**Data supplied**
:::

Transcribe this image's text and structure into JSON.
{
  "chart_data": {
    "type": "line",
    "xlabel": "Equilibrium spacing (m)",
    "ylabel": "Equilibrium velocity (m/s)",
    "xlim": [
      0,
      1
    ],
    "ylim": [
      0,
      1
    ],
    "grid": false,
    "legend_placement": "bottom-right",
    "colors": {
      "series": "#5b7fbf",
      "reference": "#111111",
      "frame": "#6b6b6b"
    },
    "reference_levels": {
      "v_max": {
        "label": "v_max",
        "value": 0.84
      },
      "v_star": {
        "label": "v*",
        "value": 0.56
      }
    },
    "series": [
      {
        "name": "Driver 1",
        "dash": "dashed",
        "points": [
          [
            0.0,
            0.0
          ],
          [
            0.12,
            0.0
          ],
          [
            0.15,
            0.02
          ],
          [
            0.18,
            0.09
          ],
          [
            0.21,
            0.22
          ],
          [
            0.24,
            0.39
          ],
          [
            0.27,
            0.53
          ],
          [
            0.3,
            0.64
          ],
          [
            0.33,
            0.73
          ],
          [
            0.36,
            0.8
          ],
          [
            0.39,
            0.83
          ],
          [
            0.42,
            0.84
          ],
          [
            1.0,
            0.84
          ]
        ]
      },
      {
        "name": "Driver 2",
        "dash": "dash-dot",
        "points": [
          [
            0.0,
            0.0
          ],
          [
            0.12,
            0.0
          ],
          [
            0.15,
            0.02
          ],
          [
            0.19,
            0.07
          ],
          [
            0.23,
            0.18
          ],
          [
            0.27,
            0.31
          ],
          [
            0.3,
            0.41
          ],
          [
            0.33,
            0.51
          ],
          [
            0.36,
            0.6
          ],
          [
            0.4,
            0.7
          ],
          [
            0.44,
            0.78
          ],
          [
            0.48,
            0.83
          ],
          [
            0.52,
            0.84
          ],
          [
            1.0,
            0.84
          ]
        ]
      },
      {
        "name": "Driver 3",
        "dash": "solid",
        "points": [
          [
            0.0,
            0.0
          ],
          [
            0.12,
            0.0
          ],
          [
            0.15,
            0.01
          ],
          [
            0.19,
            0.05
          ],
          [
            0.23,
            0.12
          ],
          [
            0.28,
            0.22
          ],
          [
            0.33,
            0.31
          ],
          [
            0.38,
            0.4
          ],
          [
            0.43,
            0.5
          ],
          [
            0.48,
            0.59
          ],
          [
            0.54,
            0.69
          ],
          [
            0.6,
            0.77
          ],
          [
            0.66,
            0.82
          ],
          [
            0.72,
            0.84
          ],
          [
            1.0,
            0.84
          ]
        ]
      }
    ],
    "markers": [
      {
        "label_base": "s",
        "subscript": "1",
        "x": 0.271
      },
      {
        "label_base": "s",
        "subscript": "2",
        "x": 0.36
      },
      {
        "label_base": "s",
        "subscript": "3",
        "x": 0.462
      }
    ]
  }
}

:::

**What is asked**
Read the entries and show each line that mentions "subscript".

**Response for this exercise**
        "subscript": "1",
        "subscript": "2",
        "subscript": "3",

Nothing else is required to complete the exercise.